### Problem to solve:
Carry on the article about delirium in hospitalized older adults from the point where it stops.

### Given text:

☆ ☆ ☆

By Sharnita Midgett
A sudden change in thinking or behavior, known as delirium, affects as many as half of all Americans ages 65 and older once they are admitted to a hospital. Despite this, delirium is still underrecognized by medical professionals. As the Global Council on Brain Health wrote, “you likely have never even heard of it.”
The Global Council on Brain Health (GCBH) discussed what delirium is and released several recommendations to prevent and treat delirium in a recent report. PMC Co-Director Jason Karlawish, MD, is a member of the GCBH Governance Committee.
“Delirium is sort of a product of many different factors coming together: an aging brain, one that’s acutely ill; going to a hospital, a changing environment; a host of other changes, a host of other noxious stimuli to the brain from some of the medications that are given,” Dr. Karlawish told Being Patient in a discussion on delirium.
Delirium is caused by a change in the way the brain works, and often can result in confusion, inattention, agitation and sometimes hallucinations. These symptoms can lead to physical harm. Many people recover from delirium, but it can have lasting impacts on brain health and create long-term trouble with memory and thinking skills. While some healthcare staff view delirium as something that happens with age, the GCBH argues that it “is a serious medical condition and should be recognized as a medical emergency.”
The good news is that delirium is preventable in up to 40 percent of cases.
“By implementing relatively simple, cost-effective measures, patients, caregivers and health care providers can help protect people’s brain health and save billions of health care dollars,” report authors wrote.

☆ ☆ ☆

Page segmentation data:
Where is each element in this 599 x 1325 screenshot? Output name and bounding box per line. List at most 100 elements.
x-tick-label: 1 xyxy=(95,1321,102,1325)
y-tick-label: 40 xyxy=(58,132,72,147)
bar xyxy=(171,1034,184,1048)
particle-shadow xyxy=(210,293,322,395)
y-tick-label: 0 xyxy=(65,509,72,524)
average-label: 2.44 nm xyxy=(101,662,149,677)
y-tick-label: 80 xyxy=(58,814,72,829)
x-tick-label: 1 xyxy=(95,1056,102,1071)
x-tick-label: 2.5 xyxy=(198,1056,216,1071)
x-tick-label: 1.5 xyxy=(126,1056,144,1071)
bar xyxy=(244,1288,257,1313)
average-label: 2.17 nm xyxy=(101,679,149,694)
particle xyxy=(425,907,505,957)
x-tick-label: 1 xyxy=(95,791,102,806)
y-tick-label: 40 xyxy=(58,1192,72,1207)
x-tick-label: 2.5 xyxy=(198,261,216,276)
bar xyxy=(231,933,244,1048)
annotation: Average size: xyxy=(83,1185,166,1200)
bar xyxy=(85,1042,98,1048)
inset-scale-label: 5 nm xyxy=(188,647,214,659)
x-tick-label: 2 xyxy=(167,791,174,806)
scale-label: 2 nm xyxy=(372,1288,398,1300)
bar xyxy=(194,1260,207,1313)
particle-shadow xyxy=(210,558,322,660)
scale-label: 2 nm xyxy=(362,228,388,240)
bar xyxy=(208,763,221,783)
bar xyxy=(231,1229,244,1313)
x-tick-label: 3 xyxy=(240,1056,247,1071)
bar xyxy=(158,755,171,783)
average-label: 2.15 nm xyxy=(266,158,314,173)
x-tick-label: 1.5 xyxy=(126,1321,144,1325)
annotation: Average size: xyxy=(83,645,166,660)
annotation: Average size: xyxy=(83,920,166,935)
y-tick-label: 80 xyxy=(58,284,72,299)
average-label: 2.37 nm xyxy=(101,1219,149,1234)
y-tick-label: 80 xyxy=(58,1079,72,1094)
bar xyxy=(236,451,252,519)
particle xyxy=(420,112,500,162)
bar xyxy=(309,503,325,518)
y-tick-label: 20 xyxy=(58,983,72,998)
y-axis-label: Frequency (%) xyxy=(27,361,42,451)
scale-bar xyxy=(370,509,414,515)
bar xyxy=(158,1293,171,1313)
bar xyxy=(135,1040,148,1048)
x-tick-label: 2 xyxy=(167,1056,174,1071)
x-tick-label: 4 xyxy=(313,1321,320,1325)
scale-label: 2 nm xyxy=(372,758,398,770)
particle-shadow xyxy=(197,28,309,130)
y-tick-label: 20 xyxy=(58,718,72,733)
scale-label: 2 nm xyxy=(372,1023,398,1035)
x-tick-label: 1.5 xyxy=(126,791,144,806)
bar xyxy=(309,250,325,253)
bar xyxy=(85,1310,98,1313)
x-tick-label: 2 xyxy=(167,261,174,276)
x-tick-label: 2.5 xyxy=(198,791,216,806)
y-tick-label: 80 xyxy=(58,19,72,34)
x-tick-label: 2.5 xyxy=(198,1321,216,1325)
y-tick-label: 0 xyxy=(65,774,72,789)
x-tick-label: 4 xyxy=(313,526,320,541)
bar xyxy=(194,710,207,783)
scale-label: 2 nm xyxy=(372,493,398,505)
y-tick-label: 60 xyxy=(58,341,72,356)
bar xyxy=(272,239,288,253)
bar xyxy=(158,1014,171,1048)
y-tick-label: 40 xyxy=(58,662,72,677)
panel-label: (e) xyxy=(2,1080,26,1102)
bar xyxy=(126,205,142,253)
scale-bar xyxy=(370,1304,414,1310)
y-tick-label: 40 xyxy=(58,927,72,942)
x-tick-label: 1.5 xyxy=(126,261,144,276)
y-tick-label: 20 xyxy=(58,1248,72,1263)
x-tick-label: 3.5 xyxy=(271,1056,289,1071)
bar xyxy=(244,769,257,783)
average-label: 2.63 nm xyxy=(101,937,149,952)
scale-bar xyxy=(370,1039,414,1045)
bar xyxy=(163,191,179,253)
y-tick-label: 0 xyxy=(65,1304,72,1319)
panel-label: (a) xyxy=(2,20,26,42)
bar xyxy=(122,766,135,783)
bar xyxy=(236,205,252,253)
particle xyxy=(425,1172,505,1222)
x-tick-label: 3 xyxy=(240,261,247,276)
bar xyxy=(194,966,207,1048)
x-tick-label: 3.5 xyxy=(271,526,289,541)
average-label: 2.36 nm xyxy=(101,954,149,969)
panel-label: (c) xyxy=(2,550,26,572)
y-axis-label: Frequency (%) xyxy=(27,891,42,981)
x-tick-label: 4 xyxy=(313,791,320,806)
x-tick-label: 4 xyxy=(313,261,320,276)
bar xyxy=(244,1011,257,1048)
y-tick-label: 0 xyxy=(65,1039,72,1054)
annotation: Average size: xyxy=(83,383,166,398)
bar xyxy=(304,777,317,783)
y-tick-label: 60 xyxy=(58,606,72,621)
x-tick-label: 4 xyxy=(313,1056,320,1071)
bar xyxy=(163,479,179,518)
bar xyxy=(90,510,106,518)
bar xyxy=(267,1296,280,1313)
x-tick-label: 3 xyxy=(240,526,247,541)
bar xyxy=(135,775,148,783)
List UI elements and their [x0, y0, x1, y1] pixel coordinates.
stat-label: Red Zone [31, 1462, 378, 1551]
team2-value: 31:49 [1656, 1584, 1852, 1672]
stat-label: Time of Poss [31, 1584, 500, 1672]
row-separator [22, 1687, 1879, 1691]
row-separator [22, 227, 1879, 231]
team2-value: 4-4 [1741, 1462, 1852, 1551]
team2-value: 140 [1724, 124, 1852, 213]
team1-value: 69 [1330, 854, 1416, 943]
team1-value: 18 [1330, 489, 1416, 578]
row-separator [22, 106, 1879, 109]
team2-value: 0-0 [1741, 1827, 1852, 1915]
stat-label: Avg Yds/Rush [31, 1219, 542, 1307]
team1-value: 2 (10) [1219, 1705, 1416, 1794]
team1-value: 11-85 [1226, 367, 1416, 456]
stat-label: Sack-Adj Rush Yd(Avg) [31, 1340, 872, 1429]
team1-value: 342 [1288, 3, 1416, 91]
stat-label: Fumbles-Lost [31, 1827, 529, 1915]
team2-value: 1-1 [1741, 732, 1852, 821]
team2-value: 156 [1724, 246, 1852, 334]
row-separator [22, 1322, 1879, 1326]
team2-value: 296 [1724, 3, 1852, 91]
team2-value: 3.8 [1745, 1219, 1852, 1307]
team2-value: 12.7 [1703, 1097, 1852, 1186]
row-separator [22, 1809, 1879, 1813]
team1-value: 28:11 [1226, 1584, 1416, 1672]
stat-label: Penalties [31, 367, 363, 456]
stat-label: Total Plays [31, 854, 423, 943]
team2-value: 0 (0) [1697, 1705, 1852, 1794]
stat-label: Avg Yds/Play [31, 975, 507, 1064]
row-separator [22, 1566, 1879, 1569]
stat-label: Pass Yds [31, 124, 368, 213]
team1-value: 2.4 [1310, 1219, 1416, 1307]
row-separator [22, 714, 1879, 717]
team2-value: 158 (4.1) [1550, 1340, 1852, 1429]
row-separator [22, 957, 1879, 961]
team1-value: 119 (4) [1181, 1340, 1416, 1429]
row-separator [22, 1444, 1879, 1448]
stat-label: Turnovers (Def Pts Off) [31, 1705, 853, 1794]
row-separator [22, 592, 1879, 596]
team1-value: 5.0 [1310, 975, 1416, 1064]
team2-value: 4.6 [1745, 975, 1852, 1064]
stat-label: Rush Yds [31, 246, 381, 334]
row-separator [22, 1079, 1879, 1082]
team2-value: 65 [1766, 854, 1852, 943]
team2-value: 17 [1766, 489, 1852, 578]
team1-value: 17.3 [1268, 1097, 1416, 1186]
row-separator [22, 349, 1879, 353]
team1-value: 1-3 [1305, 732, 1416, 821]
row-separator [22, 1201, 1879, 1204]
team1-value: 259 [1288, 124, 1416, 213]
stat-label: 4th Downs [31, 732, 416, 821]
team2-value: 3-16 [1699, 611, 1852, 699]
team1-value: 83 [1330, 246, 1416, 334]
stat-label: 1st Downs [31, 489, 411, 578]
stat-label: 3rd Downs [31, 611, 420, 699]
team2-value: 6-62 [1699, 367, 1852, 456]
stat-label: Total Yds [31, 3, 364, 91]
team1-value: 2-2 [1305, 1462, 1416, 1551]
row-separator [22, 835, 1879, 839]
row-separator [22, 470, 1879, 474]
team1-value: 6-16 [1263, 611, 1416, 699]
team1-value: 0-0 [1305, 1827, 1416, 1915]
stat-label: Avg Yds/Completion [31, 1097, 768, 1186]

☆ ☆ ☆

### Result for this exercise:
The GCBH offers several recommendations for individuals, caregivers, and healthcare workers to prevent and treat delirium.
Recommendations for individuals include:
- “Prehab” for any planned hospitalizations; prepare as if you were training for a sports event (exercise, diet and good sleep).
- Bring a list of your current medications and supplements.
- Ask for delirium/cognitive screening before undergoing elective surgeries.
- Bring hearing aids, eyeglasses, and dentures.
- Ask friends and family to stay with you 24/7.
- Get exposure to sunlight during the day.
- Close the door to your room, use earplugs, a sleep mask or bring a familiar pillow or blanket to sleep better.
- Don’t make important financial or other decisions until fully recovered.
Recommendations for caregivers include:
- Seek medical help if you notice if your loved one is “just not themselves.”
- Assist in orientating your loved one to know the day and time.
- Question healthcare providers about medications being used; some common medications increase risk of delirium.
- Help your loved one to get out of bed and moving after surgery.
- Prepare to assist after leaving the hospital because brain fog can last a long time.